> Task directions
Extract all lines that hold "buenos" from the records below.

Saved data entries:
****

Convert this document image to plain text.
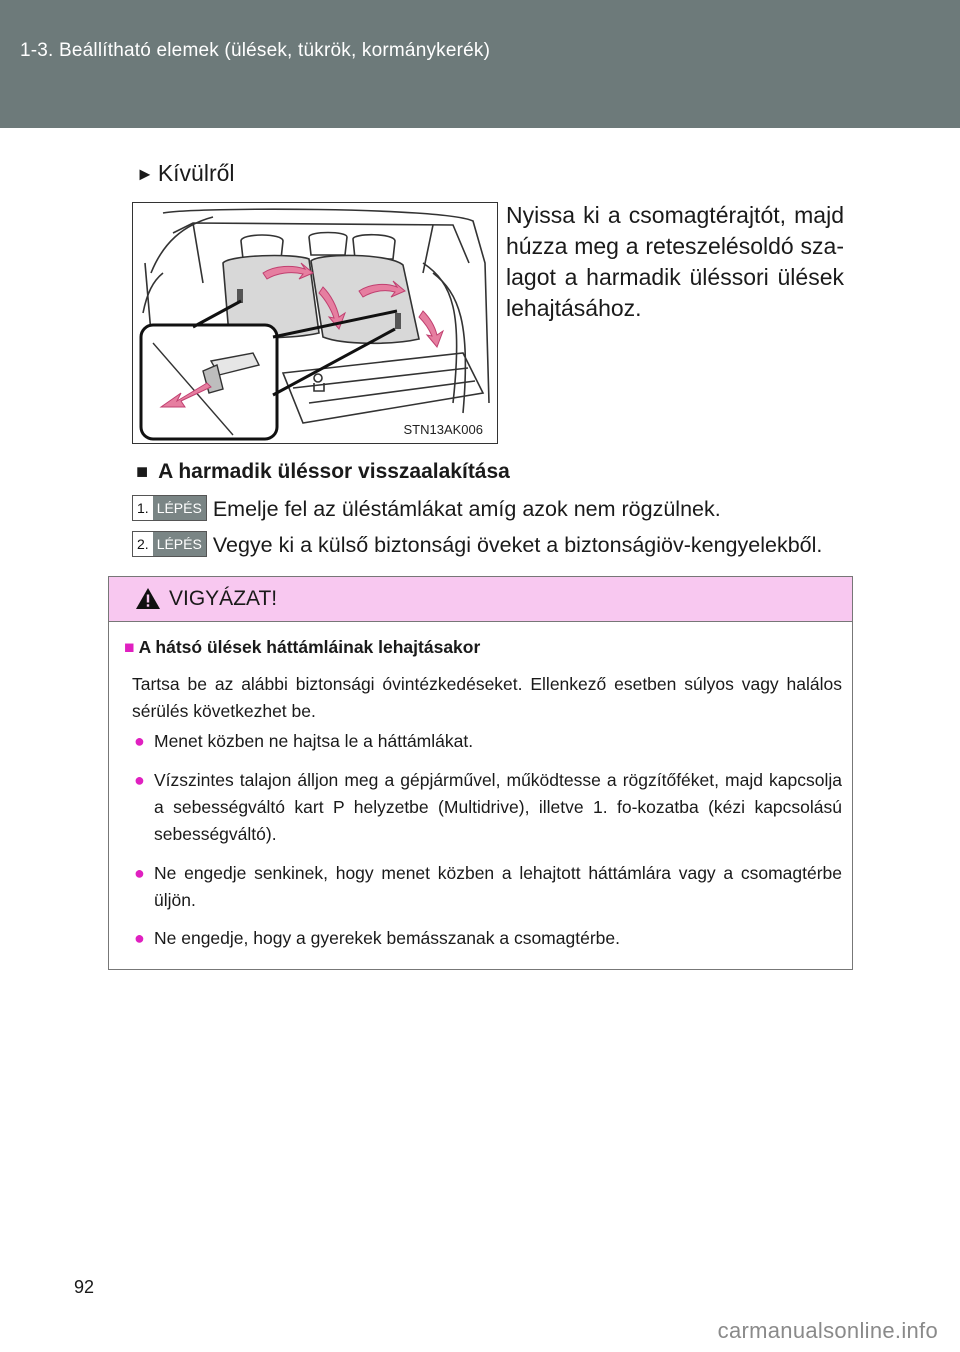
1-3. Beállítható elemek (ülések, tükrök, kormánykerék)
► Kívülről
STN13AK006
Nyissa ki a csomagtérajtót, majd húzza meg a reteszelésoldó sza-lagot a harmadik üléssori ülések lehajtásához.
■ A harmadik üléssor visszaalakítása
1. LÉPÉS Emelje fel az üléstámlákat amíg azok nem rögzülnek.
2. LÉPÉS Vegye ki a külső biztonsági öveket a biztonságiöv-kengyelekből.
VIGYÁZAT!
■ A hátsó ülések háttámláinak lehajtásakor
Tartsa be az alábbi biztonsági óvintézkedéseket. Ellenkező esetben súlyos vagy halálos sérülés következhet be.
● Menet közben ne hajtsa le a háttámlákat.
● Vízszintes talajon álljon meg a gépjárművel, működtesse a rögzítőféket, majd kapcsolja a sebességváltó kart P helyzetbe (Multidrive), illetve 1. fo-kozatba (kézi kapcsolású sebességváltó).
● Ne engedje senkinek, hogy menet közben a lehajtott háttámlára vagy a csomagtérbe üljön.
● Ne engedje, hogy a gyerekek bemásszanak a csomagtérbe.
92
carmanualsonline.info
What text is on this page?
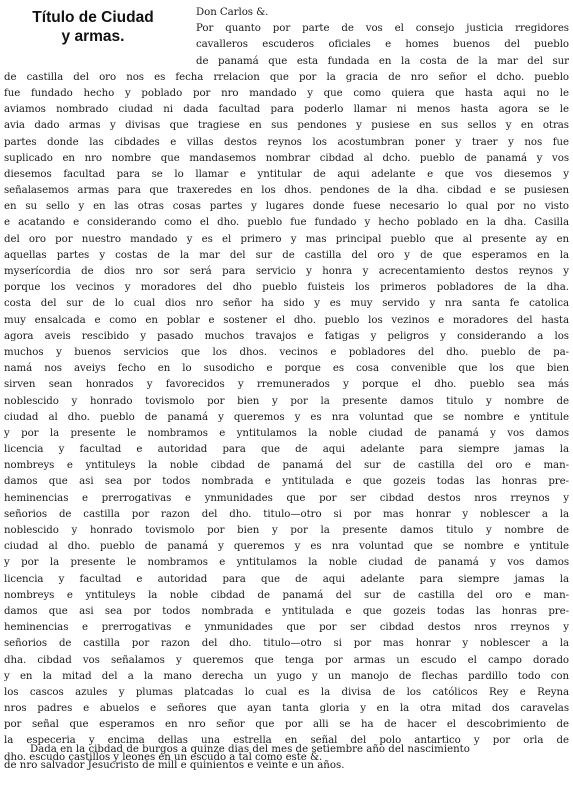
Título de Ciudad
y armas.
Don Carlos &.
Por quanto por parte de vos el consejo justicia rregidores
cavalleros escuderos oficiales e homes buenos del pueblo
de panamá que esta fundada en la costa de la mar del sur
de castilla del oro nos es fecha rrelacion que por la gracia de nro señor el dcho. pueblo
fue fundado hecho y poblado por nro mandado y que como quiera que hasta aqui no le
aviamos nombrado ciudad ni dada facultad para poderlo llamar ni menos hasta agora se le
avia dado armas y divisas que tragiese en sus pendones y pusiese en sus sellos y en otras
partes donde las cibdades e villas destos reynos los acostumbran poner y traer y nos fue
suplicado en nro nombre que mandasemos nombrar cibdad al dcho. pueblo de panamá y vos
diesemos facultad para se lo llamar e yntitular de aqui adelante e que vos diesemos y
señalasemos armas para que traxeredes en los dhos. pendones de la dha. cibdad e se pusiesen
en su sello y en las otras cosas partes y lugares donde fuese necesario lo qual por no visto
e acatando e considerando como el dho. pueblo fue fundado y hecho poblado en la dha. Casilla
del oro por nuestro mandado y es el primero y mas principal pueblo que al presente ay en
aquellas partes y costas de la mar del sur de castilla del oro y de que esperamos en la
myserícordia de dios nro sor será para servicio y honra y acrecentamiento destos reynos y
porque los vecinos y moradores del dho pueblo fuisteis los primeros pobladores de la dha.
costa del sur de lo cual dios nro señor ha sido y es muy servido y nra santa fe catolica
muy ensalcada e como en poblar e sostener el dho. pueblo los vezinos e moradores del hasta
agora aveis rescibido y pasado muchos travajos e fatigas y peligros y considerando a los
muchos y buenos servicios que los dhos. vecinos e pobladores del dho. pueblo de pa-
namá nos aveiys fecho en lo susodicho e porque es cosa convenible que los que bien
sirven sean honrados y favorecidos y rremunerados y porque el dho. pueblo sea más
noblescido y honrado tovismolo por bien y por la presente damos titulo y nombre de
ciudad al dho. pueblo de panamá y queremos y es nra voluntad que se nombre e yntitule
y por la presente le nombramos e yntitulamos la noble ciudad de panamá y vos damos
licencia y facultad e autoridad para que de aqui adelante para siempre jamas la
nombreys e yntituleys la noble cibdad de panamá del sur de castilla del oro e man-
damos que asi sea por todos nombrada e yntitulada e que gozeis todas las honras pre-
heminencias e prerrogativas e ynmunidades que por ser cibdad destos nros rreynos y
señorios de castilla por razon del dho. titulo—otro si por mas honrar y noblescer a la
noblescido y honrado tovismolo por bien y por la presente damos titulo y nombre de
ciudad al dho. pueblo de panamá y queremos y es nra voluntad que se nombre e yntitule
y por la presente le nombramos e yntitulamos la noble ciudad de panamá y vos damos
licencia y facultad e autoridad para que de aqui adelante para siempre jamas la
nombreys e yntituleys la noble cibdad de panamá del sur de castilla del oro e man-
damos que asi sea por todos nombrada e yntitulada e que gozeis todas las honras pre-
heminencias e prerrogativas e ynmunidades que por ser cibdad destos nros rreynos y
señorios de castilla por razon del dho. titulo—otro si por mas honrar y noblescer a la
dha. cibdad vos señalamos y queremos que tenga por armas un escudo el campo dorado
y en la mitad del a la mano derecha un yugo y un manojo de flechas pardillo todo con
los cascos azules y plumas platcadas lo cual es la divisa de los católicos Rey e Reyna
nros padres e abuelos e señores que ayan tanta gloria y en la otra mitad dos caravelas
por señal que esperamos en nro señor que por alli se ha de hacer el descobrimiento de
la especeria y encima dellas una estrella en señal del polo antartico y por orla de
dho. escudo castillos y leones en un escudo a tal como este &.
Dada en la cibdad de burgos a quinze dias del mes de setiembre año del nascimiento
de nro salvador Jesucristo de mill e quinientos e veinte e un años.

****

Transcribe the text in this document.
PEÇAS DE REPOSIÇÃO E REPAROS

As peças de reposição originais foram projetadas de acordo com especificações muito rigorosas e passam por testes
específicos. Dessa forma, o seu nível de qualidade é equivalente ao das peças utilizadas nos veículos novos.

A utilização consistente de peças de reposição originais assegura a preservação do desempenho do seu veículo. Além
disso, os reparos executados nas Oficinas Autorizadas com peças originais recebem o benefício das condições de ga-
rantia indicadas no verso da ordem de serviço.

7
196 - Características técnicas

****

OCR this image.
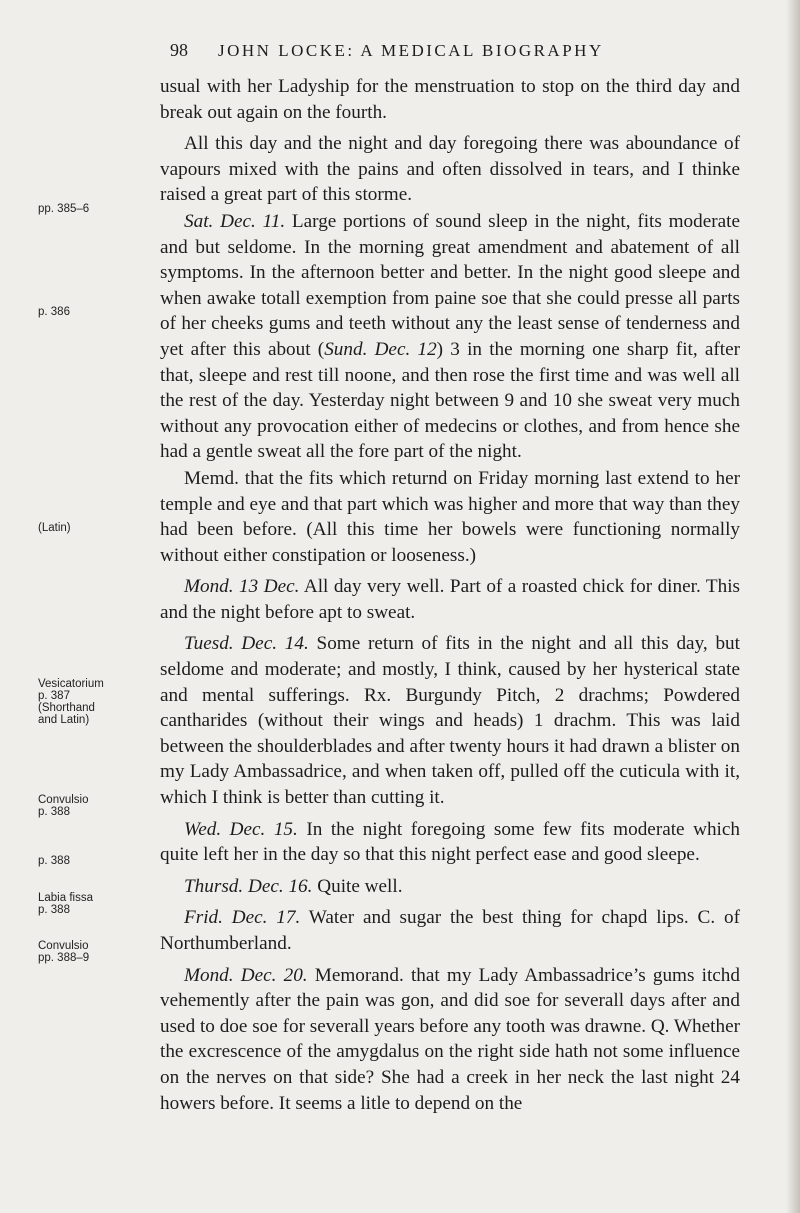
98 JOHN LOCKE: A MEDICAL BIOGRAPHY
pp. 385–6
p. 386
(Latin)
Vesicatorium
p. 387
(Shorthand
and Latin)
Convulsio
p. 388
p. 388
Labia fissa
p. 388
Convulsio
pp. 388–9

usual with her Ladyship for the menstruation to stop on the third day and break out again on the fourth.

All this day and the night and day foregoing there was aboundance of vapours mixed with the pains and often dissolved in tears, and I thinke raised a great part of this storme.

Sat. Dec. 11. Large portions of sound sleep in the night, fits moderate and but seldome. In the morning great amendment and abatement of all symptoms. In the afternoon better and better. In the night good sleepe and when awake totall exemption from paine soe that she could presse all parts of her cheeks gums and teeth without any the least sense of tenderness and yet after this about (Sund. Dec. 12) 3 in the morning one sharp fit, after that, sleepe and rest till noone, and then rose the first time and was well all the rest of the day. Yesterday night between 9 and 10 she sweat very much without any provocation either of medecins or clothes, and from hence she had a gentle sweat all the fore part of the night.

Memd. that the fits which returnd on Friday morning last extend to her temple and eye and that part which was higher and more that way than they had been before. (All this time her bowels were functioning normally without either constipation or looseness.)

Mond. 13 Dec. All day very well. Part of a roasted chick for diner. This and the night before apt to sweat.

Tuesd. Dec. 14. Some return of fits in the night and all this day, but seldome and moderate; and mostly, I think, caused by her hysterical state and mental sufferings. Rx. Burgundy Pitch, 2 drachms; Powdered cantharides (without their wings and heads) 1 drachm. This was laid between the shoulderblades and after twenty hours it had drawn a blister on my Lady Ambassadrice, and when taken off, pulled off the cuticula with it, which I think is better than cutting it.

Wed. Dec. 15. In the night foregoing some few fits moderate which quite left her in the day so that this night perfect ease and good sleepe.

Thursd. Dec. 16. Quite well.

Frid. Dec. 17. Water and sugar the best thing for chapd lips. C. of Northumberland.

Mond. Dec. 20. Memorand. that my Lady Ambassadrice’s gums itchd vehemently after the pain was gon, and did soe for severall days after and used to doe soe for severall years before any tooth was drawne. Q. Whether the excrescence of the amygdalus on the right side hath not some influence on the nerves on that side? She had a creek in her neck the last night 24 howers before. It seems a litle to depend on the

****

> Task answer
cavalleros escuderos oficiales e homes buenos del pueblo
muchos y buenos servicios que los dhos. vecinos e pobladores del dho. pueblo de pa-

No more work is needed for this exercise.